Challenger banks have shaken up the financial industry, but with growth comes new challenges. As they scale, these digital-first banks are rethinking their strategies to stay competitive.
To understand how these banks are navigating this change, we spoke with industry experts who reveal the key strategic adjustments helping them stay ahead.
Speed and agility at the core

Nida Sattar, product director for payments at Allica Bank, a business-focused challenger bank, stresses the importance of speed in scaling successfully.
“This means keeping laser focus on a few key areas: hiring the right talent, streamlining processes to avoid bottlenecks as we scale, and quite often, making quick decisions on forming strategic partnerships that help us meet our objectives faster,” she says.
“The industry and market move fast, and agility is key. One of the biggest advantages challenger banks have is their nimble architecture, which allows them to adapt quickly to market changes. They can use real-time data to respond to customer needs and new opportunities faster than traditional banks.
“By staying nimble and teaming up with the right partners, players like Allica can build innovative products and solutions and ship these to market quicker, whilst growing.”
Emphasis on profitable growth and security

As the industry faces a challenging funding environment, profitability has become a key focus, says Sarah Carver, head of retail banking, wealth, and insurance at Delta Capita, a financial services business.
“With a more challenging funding environment in recent years, there has been a growing emphasis on profitable scaling, with notable examples like Starling Bank and Revolut leading the way with sustainable pricing models while scaling.
“Additionally, we have seen a steady expansion in the breadth of services from challengers, whether through new product offerings or strategic partnerships. While profitability and a competitive service offering remain key, trust is becoming increasingly critical.
“There has been a rise in cyber and ransomware attacks on challenger banks and the broader financial services industry. Although this may not become a direct customer differentiator, challenger banks have increasingly come under the scrutiny of the FCA, meaning regulatory compliance and security will remain essential as they grow.
“However, challengers have not forgotten their initial unique selling point – a laser focus on customer experience. They continue to invest in their mobile apps, with Monzo and Starling consistently topping the charts for customer satisfaction and intuitive app design.”
Access to funding and strategic partnerships

Securing affordable funding is a critical aspect of scaling for challenger banks, suggests George Donchenko, country manager at Viva Money, a digital lending platform operating in India.
“The main challenge they face in closing the scaling gap is access to low-cost funding. To overcome this, they typically establish partnerships with commercial banks or acquire stakes in other institutions to gain access to retail and corporate deposits, which are significantly cheaper than raising funds in the open market.
“In other areas, such as technology, customer experience, and customer service, these challengers are generally ahead of traditional commercial banks and therefore do not need to catch up with the more established institutions.”
Integrating blockchain and digital assets

Some challenger banks are exploring blockchain and Web3 technology to cater to the growing demand for digital assets. Tom Kiddle, co-founder of Palisade, a digital asset custodian backed by Ripple, discusses how banks like Revolut and N26 have started to offer crypto-based services.
“We are also seeing the rise of new crypto products, such as crypto-backed loans, crypto-based credit cards and stablecoins pegged to fiat currencies,” he says. “Although crypto-fintechs and major financial institutions currently dominate the market for these products, challenger banks could make significant inroads in the near future.
....................
Go on with the article on challenger banks, starting after its final sentence. The lines that follow are from a separate source.

◆ Given records
....................
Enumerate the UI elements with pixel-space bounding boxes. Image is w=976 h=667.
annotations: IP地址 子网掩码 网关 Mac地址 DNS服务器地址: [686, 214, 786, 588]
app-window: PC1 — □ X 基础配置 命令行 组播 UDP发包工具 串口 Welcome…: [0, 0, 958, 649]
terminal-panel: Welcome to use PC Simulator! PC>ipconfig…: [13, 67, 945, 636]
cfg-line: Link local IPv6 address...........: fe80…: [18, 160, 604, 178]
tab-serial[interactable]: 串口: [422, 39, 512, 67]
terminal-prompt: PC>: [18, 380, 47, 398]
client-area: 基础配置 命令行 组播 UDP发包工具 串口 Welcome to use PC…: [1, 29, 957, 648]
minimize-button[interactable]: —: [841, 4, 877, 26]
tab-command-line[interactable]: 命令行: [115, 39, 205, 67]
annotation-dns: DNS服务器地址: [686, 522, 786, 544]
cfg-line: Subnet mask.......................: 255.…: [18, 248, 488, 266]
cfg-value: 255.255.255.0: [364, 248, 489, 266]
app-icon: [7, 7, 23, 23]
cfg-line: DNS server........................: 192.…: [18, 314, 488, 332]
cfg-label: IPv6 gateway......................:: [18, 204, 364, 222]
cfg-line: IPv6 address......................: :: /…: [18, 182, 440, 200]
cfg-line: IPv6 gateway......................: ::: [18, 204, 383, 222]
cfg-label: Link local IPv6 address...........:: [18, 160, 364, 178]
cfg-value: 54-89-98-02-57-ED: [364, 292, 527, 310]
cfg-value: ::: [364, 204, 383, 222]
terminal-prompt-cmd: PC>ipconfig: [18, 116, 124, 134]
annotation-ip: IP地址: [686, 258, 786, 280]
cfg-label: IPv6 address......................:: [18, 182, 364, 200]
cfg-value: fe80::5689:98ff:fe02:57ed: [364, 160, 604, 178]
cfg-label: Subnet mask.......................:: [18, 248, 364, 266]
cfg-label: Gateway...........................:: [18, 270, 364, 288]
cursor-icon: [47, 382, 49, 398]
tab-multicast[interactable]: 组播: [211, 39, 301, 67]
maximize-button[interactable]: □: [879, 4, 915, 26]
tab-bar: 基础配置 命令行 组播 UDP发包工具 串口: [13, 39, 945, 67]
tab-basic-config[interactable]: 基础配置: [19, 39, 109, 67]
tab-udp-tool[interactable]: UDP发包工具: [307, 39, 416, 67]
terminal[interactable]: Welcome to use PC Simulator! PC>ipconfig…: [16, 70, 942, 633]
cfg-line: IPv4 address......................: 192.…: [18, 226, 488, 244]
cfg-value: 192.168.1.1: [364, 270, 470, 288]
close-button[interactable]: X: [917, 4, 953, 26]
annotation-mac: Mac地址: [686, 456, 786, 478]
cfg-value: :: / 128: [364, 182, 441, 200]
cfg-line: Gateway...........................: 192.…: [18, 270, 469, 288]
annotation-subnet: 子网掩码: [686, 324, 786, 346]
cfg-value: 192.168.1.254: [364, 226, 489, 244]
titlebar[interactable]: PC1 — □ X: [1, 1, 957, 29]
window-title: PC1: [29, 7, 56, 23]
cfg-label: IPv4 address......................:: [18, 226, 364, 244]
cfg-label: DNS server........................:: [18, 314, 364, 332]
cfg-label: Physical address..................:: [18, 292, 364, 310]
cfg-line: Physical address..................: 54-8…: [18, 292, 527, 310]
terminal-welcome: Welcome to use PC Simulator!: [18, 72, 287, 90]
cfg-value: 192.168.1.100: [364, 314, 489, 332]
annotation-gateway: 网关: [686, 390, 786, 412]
....................
◆ Reply
“Web3 technology will serve as the invisible backend for many of these institutions, helping to optimize their stack – including reducing fees and improving settlement times. Fintechs not factoring in Web3 technology will become the ‘Blockbusters’ of the financial industry a few years from now.”
Expanding offerings and embracing evolution

Many challenger banks are broadening their service portfolios by integrating with fintechs and entering new markets, according to Serena Smith, chief client officer at i2c, which provides a card issuing, digital banking and payment processing platform.
“They focus on expanding their product offerings, entering new markets, and leveraging partnerships with fintechs to enhance their service portfolio,” she says.
“Many are also investing in innovative technologies like AI and blockchain to differentiate themselves from traditional banks. i2c Inc. supports challenger banks in this endeavour by offering scalable payment processing solutions that adapt to evolving customer needs. As challengers grow, maintaining agility and customer-centricity remains key to their long-term success.”
Purpose and profitability

Looking to the future, Shilpa Doreswamy, sector director of retail banking solutions at GFT, a digital transformation specialist, stresses the importance of purpose-driven banking.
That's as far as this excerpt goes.